[Task statement]: Set down each entry from the block beneath, exactly as written.

[Data for this task]:
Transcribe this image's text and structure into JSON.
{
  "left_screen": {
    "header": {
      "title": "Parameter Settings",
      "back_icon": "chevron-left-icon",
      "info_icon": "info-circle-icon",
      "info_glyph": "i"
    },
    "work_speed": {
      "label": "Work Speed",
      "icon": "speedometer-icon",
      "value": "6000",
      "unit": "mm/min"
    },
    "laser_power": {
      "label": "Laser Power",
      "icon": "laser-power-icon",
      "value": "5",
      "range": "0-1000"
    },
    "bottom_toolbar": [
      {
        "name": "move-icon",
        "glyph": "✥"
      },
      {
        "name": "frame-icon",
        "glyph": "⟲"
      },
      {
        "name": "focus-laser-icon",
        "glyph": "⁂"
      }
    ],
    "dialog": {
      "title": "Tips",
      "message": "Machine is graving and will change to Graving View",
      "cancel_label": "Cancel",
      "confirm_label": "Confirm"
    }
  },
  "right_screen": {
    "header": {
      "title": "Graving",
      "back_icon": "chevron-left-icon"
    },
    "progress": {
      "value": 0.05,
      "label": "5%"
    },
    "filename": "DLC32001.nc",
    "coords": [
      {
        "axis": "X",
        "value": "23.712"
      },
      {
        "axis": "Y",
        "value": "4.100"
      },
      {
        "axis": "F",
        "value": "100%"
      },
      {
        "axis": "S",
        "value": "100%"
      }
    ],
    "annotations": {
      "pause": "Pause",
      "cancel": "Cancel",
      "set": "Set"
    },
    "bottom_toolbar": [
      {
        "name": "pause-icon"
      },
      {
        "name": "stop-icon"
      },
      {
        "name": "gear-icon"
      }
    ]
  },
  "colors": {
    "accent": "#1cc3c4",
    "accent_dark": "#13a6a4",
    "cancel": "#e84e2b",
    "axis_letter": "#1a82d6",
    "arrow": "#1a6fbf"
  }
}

[Complete response]:
Transcribe this image's text and structure into JSON.
{
  "left_screen": {
    "header": {
      "title": "Parameter Settings",
      "back_icon": "chevron-left-icon",
      "info_icon": "info-circle-icon",
      "info_glyph": "i"
    },
    "work_speed": {
      "label": "Work Speed",
      "icon": "speedometer-icon",
      "value": "6000",
      "unit": "mm/min"
    },
    "laser_power": {
      "label": "Laser Power",
      "icon": "laser-power-icon",
      "value": "5",
      "range": "0-1000"
    },
    "bottom_toolbar": [
      {
        "name": "move-icon",
        "glyph": "✥"
      },
      {
        "name": "frame-icon",
        "glyph": "⟲"
      },
      {
        "name": "focus-laser-icon",
        "glyph": "⁂"
      }
    ],
    "dialog": {
      "title": "Tips",
      "message": "Machine is graving and will change to Graving View",
      "cancel_label": "Cancel",
      "confirm_label": "Confirm"
    }
  },
  "right_screen": {
    "header": {
      "title": "Graving",
      "back_icon": "chevron-left-icon"
    },
    "progress": {
      "value": 0.05,
      "label": "5%"
    },
    "filename": "DLC32001.nc",
    "coords": [
      {
        "axis": "X",
        "value": "23.712"
      },
      {
        "axis": "Y",
        "value": "4.100"
      },
      {
        "axis": "F",
        "value": "100%"
      },
      {
        "axis": "S",
        "value": "100%"
      }
    ],
    "annotations": {
      "pause": "Pause",
      "cancel": "Cancel",
      "set": "Set"
    },
    "bottom_toolbar": [
      {
        "name": "pause-icon"
      },
      {
        "name": "stop-icon"
      },
      {
        "name": "gear-icon"
      }
    ]
  },
  "colors": {
    "accent": "#1cc3c4",
    "accent_dark": "#13a6a4",
    "cancel": "#e84e2b",
    "axis_letter": "#1a82d6",
    "arrow": "#1a6fbf"
  }
}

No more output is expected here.